##### Listed records #####
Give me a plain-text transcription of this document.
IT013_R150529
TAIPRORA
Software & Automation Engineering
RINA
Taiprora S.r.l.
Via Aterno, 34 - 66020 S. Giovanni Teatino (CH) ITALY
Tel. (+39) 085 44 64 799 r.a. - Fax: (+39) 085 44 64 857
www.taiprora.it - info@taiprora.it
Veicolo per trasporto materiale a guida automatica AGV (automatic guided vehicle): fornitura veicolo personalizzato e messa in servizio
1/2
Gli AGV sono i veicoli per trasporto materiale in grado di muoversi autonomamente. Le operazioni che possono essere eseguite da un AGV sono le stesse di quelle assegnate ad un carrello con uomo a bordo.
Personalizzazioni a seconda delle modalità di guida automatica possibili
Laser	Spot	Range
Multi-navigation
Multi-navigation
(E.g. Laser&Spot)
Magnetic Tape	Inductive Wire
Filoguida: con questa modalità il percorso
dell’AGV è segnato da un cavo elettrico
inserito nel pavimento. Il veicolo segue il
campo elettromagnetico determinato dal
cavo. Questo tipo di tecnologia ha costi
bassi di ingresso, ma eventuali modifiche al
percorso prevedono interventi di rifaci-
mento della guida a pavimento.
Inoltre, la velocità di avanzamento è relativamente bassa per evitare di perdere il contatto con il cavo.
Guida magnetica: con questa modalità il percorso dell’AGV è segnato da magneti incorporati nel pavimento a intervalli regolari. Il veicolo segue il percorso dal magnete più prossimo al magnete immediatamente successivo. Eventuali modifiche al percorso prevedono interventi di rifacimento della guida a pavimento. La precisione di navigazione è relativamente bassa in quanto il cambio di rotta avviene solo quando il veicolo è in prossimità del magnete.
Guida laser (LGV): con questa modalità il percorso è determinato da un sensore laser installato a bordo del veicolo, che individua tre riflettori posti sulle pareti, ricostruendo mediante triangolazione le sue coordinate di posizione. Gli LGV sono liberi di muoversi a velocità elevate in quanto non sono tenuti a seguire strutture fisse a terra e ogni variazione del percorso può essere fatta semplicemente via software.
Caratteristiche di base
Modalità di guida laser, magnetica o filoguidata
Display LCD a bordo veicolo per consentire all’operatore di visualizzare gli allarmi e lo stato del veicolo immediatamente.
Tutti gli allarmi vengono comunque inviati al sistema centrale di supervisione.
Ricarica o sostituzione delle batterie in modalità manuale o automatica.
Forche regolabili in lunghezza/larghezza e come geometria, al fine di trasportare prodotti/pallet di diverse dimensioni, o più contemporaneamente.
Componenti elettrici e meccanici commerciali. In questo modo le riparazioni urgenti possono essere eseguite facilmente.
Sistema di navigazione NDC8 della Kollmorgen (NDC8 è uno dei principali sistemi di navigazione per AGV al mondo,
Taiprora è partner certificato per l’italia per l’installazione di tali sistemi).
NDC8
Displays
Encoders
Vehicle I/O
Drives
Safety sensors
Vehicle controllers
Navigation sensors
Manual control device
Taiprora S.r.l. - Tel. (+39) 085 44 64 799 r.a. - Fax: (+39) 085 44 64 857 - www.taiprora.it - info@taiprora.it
#####
Every entry should be output exactly as written, please.

** Finished task **
Give me a plain-text transcription of this document.
IT013_R150529
TAIPRORA
Software & Automation Engineering
RINA
Taiprora S.r.l.
Via Aterno, 34 - 66020 S. Giovanni Teatino (CH) ITALY
Tel. (+39) 085 44 64 799 r.a. - Fax: (+39) 085 44 64 857
www.taiprora.it - info@taiprora.it
Veicolo per trasporto materiale a guida automatica AGV (automatic guided vehicle): fornitura veicolo personalizzato e messa in servizio
1/2
Gli AGV sono i veicoli per trasporto materiale in grado di muoversi autonomamente. Le operazioni che possono essere eseguite da un AGV sono le stesse di quelle assegnate ad un carrello con uomo a bordo.
Personalizzazioni a seconda delle modalità di guida automatica possibili
Laser	Spot	Range
Multi-navigation
Multi-navigation
(E.g. Laser&Spot)
Magnetic Tape	Inductive Wire
Filoguida: con questa modalità il percorso
dell’AGV è segnato da un cavo elettrico
inserito nel pavimento. Il veicolo segue il
campo elettromagnetico determinato dal
cavo. Questo tipo di tecnologia ha costi
bassi di ingresso, ma eventuali modifiche al
percorso prevedono interventi di rifaci-
mento della guida a pavimento.
Inoltre, la velocità di avanzamento è relativamente bassa per evitare di perdere il contatto con il cavo.
Guida magnetica: con questa modalità il percorso dell’AGV è segnato da magneti incorporati nel pavimento a intervalli regolari. Il veicolo segue il percorso dal magnete più prossimo al magnete immediatamente successivo. Eventuali modifiche al percorso prevedono interventi di rifacimento della guida a pavimento. La precisione di navigazione è relativamente bassa in quanto il cambio di rotta avviene solo quando il veicolo è in prossimità del magnete.
Guida laser (LGV): con questa modalità il percorso è determinato da un sensore laser installato a bordo del veicolo, che individua tre riflettori posti sulle pareti, ricostruendo mediante triangolazione le sue coordinate di posizione. Gli LGV sono liberi di muoversi a velocità elevate in quanto non sono tenuti a seguire strutture fisse a terra e ogni variazione del percorso può essere fatta semplicemente via software.
Caratteristiche di base
Modalità di guida laser, magnetica o filoguidata
Display LCD a bordo veicolo per consentire all’operatore di visualizzare gli allarmi e lo stato del veicolo immediatamente.
Tutti gli allarmi vengono comunque inviati al sistema centrale di supervisione.
Ricarica o sostituzione delle batterie in modalità manuale o automatica.
Forche regolabili in lunghezza/larghezza e come geometria, al fine di trasportare prodotti/pallet di diverse dimensioni, o più contemporaneamente.
Componenti elettrici e meccanici commerciali. In questo modo le riparazioni urgenti possono essere eseguite facilmente.
Sistema di navigazione NDC8 della Kollmorgen (NDC8 è uno dei principali sistemi di navigazione per AGV al mondo,
Taiprora è partner certificato per l’italia per l’installazione di tali sistemi).
NDC8
Displays
Encoders
Vehicle I/O
Drives
Safety sensors
Vehicle controllers
Navigation sensors
Manual control device
Taiprora S.r.l. - Tel. (+39) 085 44 64 799 r.a. - Fax: (+39) 085 44 64 857 - www.taiprora.it - info@taiprora.it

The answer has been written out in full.